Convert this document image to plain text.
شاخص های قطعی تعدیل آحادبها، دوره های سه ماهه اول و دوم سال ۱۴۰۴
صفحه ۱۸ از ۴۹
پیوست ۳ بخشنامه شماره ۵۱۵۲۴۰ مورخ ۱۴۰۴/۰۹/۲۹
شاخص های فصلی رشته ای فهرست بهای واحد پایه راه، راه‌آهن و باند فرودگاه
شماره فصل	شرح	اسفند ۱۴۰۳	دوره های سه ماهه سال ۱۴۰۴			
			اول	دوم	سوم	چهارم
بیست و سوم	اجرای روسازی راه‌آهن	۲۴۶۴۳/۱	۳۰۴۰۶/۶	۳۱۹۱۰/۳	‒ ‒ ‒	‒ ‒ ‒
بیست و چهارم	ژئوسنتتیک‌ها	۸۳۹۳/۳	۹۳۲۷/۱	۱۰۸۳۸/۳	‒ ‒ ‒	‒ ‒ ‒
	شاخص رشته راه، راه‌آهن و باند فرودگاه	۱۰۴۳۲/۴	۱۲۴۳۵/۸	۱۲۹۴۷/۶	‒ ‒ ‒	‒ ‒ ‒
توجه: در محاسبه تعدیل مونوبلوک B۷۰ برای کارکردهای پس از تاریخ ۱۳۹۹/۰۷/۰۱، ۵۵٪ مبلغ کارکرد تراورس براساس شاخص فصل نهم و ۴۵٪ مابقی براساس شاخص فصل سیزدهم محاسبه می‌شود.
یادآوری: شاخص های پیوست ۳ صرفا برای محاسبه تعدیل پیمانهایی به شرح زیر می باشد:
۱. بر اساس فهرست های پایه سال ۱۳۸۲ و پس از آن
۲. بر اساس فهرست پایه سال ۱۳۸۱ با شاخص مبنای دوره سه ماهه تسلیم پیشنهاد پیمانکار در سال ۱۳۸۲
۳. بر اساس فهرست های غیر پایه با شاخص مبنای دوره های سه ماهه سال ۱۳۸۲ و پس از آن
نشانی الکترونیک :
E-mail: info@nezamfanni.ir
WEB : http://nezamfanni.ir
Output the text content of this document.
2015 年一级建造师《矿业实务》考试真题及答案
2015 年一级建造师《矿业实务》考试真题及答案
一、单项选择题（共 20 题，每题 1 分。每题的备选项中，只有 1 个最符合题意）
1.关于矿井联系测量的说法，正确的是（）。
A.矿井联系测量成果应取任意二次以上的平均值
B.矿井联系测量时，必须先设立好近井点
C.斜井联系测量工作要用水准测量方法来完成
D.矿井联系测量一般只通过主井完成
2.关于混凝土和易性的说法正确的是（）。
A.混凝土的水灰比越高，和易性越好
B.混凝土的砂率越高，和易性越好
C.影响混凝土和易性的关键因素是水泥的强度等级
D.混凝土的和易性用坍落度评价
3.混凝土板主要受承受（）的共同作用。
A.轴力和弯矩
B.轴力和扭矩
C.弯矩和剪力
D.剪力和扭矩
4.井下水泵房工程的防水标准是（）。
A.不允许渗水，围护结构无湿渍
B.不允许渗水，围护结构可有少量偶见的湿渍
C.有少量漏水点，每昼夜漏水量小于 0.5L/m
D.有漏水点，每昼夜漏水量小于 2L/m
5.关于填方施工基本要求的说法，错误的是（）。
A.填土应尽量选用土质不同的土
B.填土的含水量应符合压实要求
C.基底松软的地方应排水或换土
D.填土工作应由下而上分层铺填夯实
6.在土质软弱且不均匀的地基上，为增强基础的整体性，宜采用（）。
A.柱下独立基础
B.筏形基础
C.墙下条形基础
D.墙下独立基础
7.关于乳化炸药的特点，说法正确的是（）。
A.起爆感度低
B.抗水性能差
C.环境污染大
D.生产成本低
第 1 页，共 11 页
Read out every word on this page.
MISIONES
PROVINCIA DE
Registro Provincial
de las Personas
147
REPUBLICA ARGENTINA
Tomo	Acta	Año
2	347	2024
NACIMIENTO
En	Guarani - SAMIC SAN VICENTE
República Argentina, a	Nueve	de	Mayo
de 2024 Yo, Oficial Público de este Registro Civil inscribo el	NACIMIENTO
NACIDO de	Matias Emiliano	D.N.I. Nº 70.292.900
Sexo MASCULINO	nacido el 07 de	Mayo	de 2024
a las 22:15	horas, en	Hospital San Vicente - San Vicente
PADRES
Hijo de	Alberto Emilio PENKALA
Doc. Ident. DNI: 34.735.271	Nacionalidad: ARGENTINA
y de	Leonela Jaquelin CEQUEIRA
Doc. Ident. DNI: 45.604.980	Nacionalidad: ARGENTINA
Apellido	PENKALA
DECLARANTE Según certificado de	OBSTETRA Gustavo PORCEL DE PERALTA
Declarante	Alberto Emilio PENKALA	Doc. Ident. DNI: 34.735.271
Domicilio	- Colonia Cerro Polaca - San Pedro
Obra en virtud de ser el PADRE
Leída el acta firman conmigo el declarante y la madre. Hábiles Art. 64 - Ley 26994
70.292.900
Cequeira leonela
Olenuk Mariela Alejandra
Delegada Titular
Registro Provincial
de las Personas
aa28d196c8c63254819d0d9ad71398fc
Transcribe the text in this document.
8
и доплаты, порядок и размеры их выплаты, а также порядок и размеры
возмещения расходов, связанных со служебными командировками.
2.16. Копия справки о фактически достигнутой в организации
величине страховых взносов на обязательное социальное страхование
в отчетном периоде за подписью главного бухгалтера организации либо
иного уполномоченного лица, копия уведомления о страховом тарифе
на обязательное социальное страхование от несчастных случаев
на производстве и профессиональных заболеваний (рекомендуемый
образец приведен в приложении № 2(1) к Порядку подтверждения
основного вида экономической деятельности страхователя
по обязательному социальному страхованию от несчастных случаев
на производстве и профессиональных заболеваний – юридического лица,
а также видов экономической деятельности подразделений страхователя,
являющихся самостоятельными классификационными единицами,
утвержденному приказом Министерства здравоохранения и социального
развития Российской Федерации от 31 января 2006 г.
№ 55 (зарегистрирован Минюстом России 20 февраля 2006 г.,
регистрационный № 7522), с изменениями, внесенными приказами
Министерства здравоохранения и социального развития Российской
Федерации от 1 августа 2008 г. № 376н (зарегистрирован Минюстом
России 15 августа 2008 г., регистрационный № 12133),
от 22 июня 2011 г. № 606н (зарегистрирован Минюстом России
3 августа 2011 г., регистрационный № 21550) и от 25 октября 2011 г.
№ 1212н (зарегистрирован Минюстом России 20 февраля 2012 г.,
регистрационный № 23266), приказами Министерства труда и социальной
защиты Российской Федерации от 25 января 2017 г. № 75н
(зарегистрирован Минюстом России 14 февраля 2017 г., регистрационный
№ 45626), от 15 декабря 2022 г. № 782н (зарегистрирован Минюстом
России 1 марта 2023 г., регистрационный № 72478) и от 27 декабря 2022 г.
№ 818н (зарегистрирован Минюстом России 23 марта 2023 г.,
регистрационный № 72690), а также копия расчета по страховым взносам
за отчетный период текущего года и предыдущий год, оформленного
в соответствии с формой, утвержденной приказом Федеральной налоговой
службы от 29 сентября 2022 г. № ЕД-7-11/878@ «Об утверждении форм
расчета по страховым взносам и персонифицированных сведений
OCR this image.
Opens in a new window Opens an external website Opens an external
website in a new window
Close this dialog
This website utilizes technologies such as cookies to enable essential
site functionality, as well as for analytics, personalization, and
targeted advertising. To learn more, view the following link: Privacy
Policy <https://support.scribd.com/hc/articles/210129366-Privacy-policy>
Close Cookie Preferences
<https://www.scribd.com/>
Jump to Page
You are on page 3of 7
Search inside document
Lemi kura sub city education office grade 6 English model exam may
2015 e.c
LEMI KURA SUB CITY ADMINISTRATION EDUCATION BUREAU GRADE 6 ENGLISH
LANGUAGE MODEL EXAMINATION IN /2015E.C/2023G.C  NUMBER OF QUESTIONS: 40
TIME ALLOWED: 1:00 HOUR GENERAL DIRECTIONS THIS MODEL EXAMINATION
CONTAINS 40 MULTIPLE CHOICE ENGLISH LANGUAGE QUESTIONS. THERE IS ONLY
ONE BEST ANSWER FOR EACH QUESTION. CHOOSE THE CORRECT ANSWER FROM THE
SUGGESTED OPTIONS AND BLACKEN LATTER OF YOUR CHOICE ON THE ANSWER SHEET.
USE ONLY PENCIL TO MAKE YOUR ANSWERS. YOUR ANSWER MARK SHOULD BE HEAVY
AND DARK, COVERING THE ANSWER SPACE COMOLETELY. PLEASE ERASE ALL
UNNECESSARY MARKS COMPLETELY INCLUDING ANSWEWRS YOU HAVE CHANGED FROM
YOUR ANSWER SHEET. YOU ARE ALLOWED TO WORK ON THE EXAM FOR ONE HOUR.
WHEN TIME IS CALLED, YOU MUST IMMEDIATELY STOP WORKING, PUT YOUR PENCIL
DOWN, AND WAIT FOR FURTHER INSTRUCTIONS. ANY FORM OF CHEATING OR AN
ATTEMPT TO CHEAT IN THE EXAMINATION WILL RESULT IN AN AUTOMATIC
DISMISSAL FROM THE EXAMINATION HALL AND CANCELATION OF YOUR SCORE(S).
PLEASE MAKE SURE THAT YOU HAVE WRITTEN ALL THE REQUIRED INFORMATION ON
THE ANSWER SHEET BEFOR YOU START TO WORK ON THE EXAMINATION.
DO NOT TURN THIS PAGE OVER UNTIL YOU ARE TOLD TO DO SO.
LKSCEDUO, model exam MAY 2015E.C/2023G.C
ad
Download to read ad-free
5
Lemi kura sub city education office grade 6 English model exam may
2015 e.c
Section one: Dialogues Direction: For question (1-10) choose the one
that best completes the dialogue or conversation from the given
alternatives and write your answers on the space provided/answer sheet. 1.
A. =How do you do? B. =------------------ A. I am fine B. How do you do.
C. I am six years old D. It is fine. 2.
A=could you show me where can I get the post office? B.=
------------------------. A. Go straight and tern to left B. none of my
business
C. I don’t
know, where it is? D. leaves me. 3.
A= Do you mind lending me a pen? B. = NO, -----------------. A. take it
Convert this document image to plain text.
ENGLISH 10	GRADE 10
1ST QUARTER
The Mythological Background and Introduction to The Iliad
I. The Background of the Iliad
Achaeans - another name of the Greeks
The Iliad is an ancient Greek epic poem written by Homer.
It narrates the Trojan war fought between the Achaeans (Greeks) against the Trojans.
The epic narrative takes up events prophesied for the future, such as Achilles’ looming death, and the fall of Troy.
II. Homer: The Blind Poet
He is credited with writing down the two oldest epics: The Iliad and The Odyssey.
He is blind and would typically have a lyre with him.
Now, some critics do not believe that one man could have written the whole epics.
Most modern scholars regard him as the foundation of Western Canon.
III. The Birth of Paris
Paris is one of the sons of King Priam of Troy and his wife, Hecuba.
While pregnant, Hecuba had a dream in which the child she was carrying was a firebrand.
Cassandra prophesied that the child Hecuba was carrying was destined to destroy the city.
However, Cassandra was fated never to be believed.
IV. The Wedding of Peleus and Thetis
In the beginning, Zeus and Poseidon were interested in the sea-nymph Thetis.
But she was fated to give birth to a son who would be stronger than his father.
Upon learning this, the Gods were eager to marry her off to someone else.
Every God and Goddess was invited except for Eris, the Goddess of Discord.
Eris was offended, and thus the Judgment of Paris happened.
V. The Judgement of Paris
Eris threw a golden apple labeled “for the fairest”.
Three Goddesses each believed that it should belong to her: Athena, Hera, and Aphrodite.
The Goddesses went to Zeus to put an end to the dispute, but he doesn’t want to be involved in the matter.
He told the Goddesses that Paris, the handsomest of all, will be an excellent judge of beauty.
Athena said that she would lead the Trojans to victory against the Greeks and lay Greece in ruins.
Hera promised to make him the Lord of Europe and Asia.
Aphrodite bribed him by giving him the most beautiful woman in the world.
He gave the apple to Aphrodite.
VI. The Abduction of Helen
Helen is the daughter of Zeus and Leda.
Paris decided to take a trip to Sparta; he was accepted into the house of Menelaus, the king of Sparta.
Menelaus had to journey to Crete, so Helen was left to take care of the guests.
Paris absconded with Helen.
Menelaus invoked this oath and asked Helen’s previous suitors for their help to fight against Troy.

## Written instruction
Extract every line above containing the word "Cassandra".

## Output of the task
Cassandra prophesied that the child Hecuba was carrying was destined to destroy the city.
However, Cassandra was fated never to be believed.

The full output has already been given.